--- start ---

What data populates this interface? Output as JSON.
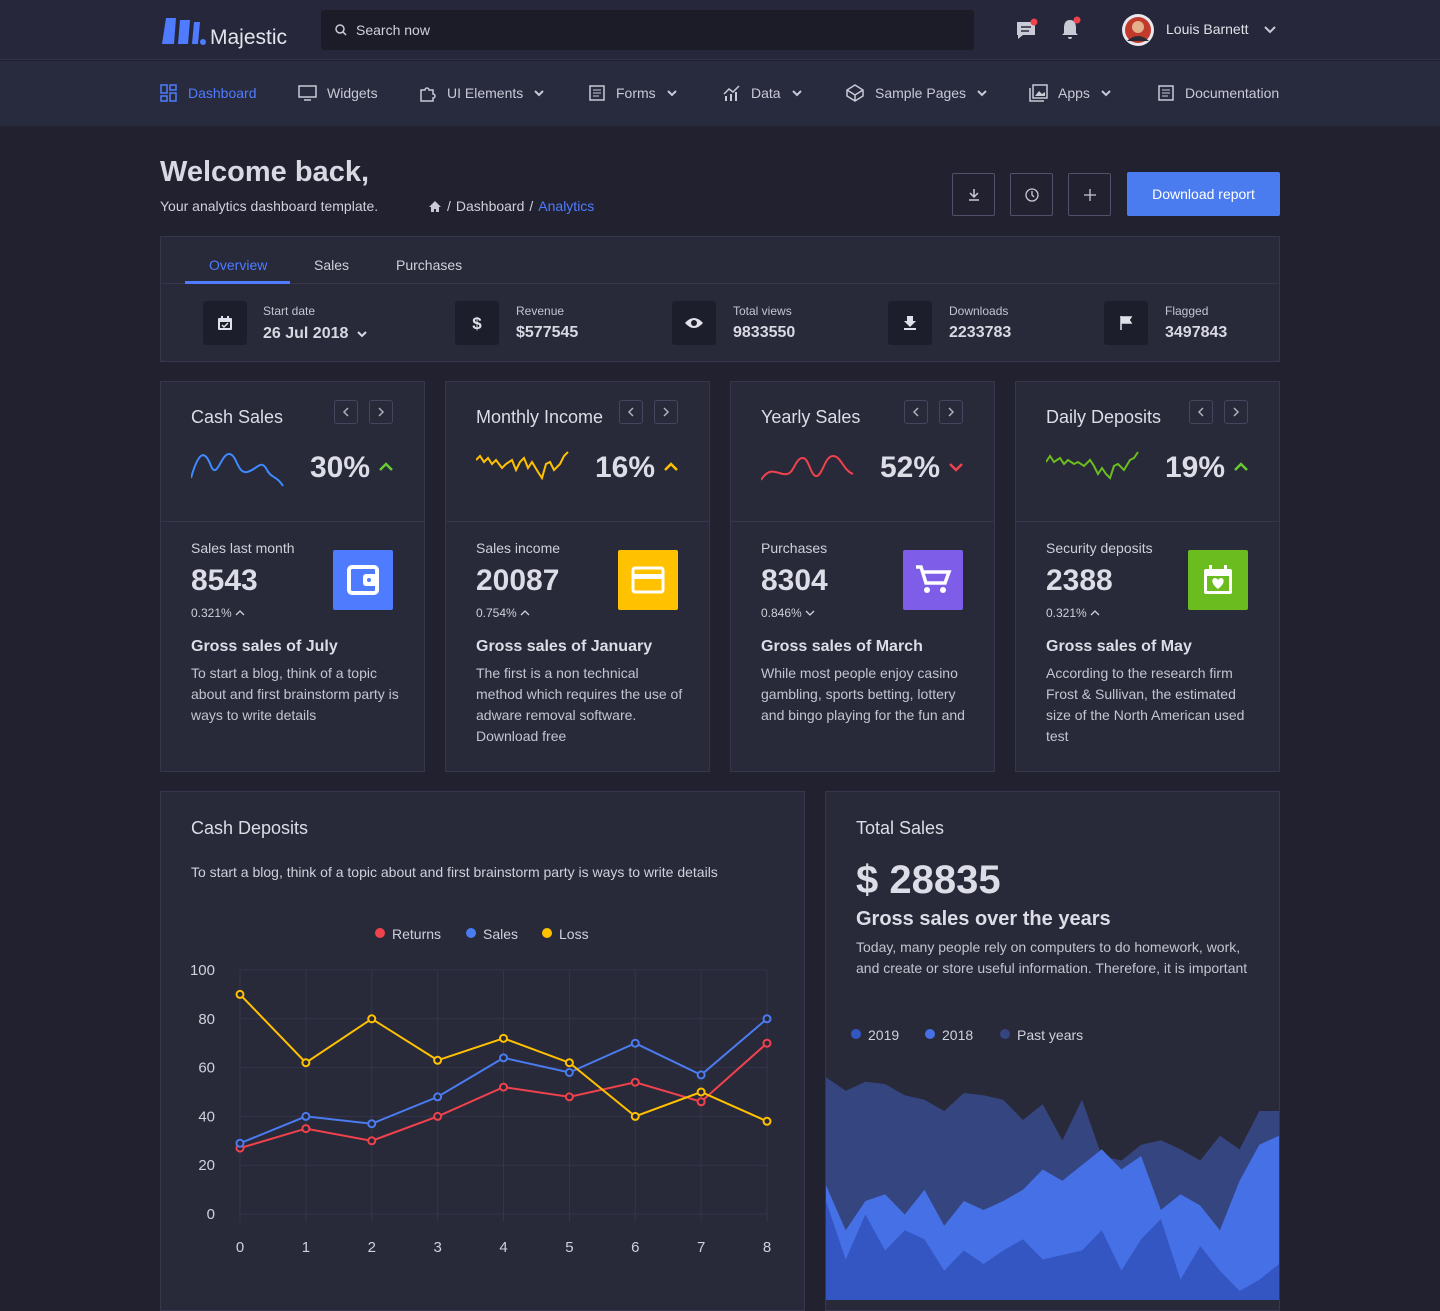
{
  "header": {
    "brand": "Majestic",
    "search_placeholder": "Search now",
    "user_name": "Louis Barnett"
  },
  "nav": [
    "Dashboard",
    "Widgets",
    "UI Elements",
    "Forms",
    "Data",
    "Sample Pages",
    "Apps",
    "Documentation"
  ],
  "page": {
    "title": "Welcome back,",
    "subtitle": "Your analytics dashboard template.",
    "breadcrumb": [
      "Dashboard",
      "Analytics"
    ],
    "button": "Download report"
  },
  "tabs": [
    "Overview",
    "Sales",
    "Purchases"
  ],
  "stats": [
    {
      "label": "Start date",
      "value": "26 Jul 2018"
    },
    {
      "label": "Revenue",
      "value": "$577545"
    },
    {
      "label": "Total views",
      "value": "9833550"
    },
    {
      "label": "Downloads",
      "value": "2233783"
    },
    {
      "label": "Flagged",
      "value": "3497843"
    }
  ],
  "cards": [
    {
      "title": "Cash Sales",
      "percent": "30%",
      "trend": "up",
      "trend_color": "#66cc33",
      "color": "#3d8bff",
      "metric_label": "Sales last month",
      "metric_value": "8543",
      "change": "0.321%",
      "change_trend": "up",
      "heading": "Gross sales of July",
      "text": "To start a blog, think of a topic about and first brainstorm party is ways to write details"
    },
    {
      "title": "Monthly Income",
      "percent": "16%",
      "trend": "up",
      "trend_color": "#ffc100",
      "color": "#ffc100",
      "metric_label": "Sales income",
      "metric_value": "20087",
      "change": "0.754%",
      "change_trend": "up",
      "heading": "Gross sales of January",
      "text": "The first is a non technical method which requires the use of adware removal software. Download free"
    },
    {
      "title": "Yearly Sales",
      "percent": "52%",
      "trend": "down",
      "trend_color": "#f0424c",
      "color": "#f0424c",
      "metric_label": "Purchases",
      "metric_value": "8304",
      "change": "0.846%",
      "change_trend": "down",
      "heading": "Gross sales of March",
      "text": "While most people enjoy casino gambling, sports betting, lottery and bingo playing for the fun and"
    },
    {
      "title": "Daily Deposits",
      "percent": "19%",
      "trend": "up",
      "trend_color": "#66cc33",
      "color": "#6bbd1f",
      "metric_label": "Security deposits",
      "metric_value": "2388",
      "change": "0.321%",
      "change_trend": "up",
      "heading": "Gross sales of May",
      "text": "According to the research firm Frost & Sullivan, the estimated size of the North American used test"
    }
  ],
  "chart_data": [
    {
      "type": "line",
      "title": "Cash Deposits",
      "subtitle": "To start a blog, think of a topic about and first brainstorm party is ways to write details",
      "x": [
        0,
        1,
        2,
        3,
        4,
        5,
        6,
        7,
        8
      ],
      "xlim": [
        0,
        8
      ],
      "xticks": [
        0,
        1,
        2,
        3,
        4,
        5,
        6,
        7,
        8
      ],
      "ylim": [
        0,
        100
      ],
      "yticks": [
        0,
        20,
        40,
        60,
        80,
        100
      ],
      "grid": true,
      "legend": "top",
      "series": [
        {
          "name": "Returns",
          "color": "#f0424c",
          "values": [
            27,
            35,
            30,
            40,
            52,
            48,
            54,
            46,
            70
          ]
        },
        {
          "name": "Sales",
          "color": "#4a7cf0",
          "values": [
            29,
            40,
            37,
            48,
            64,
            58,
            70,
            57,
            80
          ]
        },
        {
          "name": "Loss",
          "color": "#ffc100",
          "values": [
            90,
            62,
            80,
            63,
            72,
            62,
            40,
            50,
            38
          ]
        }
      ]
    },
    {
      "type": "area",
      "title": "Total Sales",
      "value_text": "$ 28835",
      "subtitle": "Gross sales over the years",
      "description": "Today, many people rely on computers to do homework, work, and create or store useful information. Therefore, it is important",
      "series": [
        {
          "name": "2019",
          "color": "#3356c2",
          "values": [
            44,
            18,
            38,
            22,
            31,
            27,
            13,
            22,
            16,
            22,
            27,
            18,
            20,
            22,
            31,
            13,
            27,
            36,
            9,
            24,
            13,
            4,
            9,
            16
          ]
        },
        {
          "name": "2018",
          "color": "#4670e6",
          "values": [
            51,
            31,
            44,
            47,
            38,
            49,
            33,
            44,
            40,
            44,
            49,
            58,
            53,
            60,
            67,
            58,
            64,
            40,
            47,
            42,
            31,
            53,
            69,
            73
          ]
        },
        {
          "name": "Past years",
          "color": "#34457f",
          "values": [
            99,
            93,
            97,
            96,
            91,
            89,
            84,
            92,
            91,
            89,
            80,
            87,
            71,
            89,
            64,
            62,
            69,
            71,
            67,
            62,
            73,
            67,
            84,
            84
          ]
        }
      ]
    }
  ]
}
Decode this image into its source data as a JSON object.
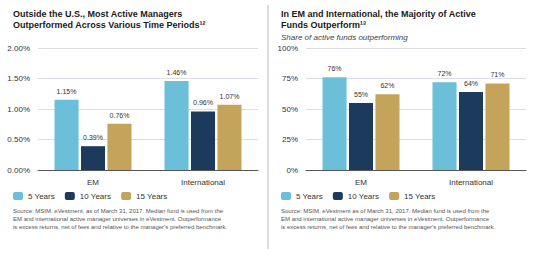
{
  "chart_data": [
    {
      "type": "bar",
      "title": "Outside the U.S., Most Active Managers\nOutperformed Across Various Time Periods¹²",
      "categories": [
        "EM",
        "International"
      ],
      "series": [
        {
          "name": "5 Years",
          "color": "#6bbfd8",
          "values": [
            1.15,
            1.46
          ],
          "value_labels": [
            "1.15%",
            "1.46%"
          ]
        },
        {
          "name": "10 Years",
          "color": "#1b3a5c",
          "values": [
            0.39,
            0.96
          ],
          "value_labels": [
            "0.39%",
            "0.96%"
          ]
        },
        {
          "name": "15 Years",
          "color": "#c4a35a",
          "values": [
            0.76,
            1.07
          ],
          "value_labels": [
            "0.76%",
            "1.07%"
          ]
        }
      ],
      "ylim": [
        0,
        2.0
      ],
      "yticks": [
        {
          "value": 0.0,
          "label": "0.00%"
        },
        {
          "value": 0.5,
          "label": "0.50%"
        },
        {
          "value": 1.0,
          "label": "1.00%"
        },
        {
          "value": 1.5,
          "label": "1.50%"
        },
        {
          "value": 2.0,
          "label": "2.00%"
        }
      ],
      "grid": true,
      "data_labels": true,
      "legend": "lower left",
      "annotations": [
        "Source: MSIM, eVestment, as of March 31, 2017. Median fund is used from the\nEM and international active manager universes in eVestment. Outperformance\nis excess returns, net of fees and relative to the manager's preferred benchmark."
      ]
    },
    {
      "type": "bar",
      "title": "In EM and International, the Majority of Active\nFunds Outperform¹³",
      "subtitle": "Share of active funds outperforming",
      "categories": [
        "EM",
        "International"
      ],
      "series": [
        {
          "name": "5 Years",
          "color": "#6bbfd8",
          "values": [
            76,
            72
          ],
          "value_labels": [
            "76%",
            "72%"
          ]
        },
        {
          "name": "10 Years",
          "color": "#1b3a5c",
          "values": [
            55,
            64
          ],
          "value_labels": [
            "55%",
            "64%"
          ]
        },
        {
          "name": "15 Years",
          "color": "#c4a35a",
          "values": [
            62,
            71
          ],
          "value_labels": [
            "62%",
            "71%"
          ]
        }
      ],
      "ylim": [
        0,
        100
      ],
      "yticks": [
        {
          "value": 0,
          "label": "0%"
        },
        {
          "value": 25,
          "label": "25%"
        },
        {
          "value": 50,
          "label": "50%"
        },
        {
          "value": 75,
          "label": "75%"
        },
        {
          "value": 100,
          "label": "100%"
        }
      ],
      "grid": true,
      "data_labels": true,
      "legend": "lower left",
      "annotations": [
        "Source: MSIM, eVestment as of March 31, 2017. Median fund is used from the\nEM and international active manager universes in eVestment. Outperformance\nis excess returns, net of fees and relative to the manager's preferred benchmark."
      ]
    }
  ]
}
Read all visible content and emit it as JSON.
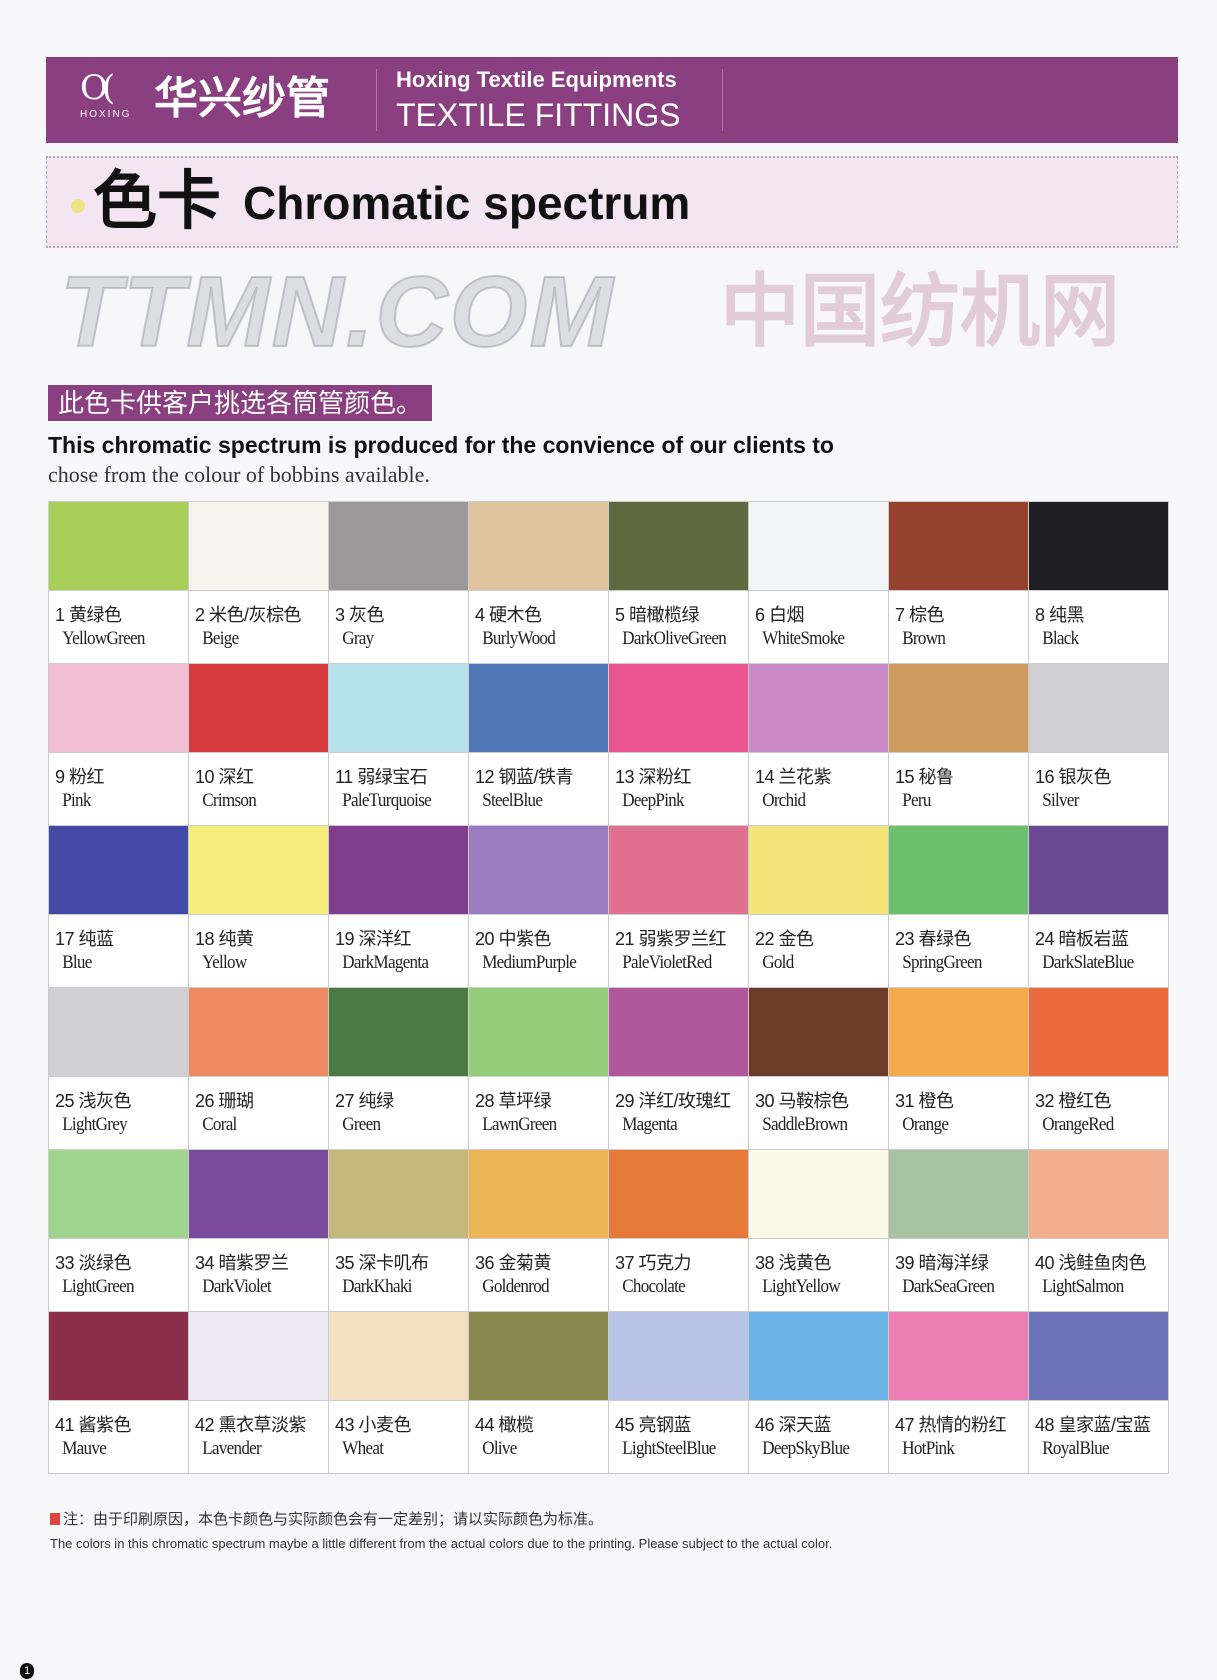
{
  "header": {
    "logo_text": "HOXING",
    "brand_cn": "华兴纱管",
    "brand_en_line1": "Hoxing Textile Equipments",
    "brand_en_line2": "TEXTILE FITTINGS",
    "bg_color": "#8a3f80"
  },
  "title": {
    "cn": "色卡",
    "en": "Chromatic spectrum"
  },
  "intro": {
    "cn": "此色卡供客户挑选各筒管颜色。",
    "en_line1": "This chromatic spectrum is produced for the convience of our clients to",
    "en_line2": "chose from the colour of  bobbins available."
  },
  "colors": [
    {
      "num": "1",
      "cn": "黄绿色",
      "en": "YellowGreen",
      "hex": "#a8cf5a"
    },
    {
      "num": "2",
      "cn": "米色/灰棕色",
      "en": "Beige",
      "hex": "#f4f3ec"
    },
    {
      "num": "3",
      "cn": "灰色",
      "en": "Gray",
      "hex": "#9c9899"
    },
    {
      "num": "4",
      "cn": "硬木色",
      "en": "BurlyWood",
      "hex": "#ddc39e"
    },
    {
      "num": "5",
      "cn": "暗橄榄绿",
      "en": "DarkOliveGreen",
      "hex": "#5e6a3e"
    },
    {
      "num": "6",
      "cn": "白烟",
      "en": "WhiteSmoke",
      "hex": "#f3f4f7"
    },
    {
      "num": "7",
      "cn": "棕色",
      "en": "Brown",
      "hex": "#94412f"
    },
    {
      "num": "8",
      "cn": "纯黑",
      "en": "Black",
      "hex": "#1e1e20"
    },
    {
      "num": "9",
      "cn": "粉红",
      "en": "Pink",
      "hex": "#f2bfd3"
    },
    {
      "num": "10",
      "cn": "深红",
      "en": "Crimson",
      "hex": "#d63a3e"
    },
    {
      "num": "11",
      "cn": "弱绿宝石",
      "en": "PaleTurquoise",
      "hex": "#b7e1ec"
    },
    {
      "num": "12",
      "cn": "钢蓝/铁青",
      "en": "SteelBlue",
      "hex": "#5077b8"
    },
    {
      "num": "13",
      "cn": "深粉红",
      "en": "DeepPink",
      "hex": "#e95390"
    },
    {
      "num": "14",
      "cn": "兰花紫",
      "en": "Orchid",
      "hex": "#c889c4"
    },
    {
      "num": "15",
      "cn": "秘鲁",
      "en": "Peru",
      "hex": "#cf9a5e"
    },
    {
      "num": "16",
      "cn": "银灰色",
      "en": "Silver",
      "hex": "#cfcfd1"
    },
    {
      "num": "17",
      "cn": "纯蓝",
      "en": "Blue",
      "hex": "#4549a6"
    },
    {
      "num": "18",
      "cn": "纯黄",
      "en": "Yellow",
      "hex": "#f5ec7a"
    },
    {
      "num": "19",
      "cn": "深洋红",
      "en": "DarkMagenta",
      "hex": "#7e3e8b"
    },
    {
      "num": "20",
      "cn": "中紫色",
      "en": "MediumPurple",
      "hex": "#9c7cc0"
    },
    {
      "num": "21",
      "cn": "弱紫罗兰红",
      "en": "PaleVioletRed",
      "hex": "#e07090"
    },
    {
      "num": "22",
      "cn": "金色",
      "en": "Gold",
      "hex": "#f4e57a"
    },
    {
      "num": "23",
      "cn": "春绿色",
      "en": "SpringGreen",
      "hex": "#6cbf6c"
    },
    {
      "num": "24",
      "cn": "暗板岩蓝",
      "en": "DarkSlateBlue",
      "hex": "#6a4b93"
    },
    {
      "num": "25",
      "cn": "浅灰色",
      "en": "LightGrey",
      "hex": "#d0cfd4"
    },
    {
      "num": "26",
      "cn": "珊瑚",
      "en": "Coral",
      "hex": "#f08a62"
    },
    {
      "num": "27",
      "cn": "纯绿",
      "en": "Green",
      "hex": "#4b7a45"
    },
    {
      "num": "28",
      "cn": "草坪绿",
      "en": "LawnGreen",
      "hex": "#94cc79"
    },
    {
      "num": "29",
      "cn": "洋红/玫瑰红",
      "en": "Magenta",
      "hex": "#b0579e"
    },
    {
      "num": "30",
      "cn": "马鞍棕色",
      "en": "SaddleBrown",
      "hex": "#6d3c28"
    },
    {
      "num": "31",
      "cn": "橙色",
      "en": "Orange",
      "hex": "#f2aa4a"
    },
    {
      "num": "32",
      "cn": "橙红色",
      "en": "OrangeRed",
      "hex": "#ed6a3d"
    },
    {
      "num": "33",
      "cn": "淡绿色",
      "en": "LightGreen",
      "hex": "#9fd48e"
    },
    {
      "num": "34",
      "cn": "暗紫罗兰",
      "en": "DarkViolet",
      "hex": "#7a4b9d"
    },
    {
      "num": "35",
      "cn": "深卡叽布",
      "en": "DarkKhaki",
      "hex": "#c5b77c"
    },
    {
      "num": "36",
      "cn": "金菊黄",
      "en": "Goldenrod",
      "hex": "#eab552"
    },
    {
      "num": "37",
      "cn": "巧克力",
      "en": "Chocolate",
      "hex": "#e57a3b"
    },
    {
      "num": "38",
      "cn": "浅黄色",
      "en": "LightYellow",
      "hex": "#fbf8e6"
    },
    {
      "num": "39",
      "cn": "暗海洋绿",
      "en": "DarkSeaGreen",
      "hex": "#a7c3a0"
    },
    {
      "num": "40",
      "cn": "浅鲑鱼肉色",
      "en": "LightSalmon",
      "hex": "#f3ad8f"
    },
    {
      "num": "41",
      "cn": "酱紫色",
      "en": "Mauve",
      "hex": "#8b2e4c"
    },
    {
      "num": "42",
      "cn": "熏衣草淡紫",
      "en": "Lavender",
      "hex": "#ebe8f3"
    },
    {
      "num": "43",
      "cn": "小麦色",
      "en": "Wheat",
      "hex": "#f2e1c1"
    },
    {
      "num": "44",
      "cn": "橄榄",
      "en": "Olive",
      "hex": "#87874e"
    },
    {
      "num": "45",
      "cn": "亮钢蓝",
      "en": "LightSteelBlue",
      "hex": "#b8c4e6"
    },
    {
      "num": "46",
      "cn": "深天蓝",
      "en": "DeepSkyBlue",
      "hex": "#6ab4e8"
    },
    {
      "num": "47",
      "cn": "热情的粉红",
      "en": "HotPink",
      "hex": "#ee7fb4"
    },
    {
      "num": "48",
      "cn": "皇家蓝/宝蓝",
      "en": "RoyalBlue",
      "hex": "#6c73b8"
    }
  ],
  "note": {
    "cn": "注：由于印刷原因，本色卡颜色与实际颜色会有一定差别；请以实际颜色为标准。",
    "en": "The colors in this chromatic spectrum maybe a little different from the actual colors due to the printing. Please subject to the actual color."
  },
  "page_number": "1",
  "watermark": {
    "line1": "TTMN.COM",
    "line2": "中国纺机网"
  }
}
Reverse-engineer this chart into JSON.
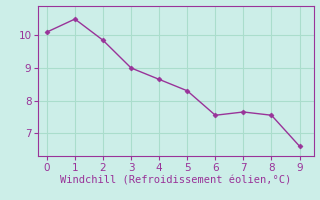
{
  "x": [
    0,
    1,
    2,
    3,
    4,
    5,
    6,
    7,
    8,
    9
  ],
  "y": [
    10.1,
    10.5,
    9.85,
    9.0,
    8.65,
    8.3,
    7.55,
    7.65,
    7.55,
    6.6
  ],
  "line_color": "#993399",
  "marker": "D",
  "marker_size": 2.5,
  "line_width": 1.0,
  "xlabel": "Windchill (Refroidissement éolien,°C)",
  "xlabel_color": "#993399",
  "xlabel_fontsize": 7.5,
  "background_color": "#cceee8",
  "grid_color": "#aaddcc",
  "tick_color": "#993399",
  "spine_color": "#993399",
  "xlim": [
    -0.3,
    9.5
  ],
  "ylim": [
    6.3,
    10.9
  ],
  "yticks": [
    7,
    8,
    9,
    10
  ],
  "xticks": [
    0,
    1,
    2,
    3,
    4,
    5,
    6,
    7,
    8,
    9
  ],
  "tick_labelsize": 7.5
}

--- end ---

__WHAT YOU NEED TO DO__
Each line above that includes "from" counts once; state the total and nothing more.

__SOLVED PROBLEM__
4